* _Objective_
Print out each record below, unaltered and complete, without its images.

Data excerpts:
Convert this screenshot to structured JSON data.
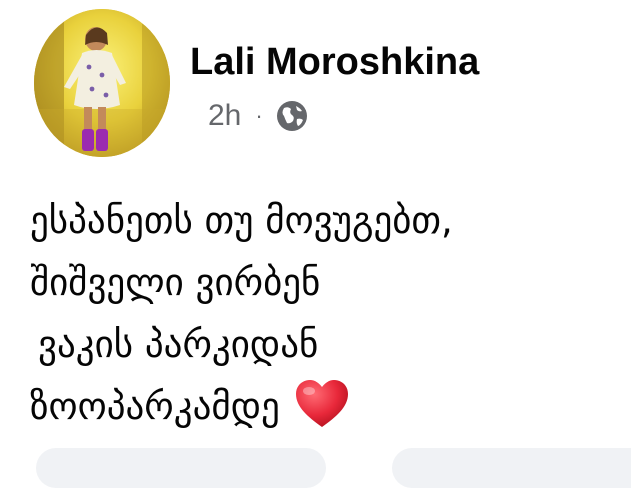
{
  "post": {
    "author": "Lali Moroshkina",
    "time": "2h",
    "separator": "·",
    "privacy_icon": "globe-icon",
    "avatar_icon": "profile-photo",
    "lines": [
      "ესპანეთს თუ მოვუგებთ,",
      "შიშველი ვირბენ",
      "ვაკის პარკიდან",
      "ზოოპარკამდე"
    ],
    "emoji": "heart-emoji",
    "colors": {
      "name": "#050505",
      "meta": "#65676b",
      "heart": "#e8283a",
      "avatar_bg": "#e8d03a"
    }
  }
}
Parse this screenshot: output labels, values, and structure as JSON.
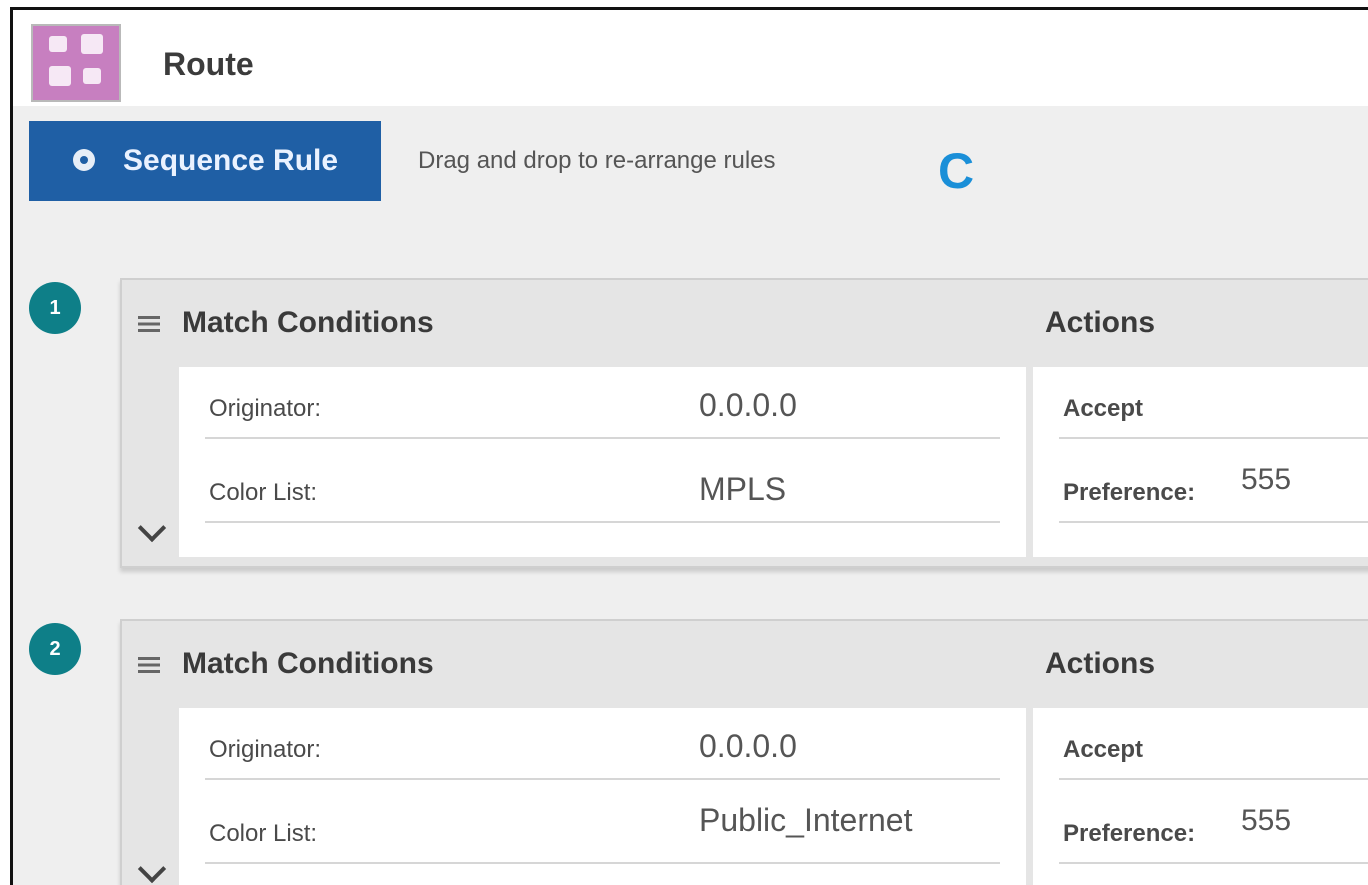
{
  "header": {
    "title": "Route",
    "logo_icon": "route-policy-icon"
  },
  "toolbar": {
    "sequence_rule_label": "Sequence Rule",
    "hint": "Drag and drop to re-arrange rules",
    "annotation": "C"
  },
  "colors": {
    "accent_button": "#1f5fa5",
    "badge": "#0e7f88",
    "annotation": "#1a8fd8"
  },
  "rules": [
    {
      "number": "1",
      "match_heading": "Match Conditions",
      "actions_heading": "Actions",
      "conditions": [
        {
          "label": "Originator:",
          "value": "0.0.0.0"
        },
        {
          "label": "Color List:",
          "value": "MPLS"
        }
      ],
      "actions": [
        {
          "label": "Accept",
          "value": ""
        },
        {
          "label": "Preference:",
          "value": "555"
        }
      ]
    },
    {
      "number": "2",
      "match_heading": "Match Conditions",
      "actions_heading": "Actions",
      "conditions": [
        {
          "label": "Originator:",
          "value": "0.0.0.0"
        },
        {
          "label": "Color List:",
          "value": "Public_Internet"
        }
      ],
      "actions": [
        {
          "label": "Accept",
          "value": ""
        },
        {
          "label": "Preference:",
          "value": "555"
        }
      ]
    }
  ]
}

* _Answer below_
Convert this screenshot to structured JSON data.
{
  "post": {
    "author": "Lali Moroshkina",
    "time": "2h",
    "separator": "·",
    "privacy_icon": "globe-icon",
    "avatar_icon": "profile-photo",
    "lines": [
      "ესპანეთს თუ მოვუგებთ,",
      "შიშველი ვირბენ",
      "ვაკის პარკიდან",
      "ზოოპარკამდე"
    ],
    "emoji": "heart-emoji",
    "colors": {
      "name": "#050505",
      "meta": "#65676b",
      "heart": "#e8283a",
      "avatar_bg": "#e8d03a"
    }
  }
}
Parse this screenshot: output labels, values, and structure as JSON.
{
  "header": {
    "title": "Route",
    "logo_icon": "route-policy-icon"
  },
  "toolbar": {
    "sequence_rule_label": "Sequence Rule",
    "hint": "Drag and drop to re-arrange rules",
    "annotation": "C"
  },
  "colors": {
    "accent_button": "#1f5fa5",
    "badge": "#0e7f88",
    "annotation": "#1a8fd8"
  },
  "rules": [
    {
      "number": "1",
      "match_heading": "Match Conditions",
      "actions_heading": "Actions",
      "conditions": [
        {
          "label": "Originator:",
          "value": "0.0.0.0"
        },
        {
          "label": "Color List:",
          "value": "MPLS"
        }
      ],
      "actions": [
        {
          "label": "Accept",
          "value": ""
        },
        {
          "label": "Preference:",
          "value": "555"
        }
      ]
    },
    {
      "number": "2",
      "match_heading": "Match Conditions",
      "actions_heading": "Actions",
      "conditions": [
        {
          "label": "Originator:",
          "value": "0.0.0.0"
        },
        {
          "label": "Color List:",
          "value": "Public_Internet"
        }
      ],
      "actions": [
        {
          "label": "Accept",
          "value": ""
        },
        {
          "label": "Preference:",
          "value": "555"
        }
      ]
    }
  ]
}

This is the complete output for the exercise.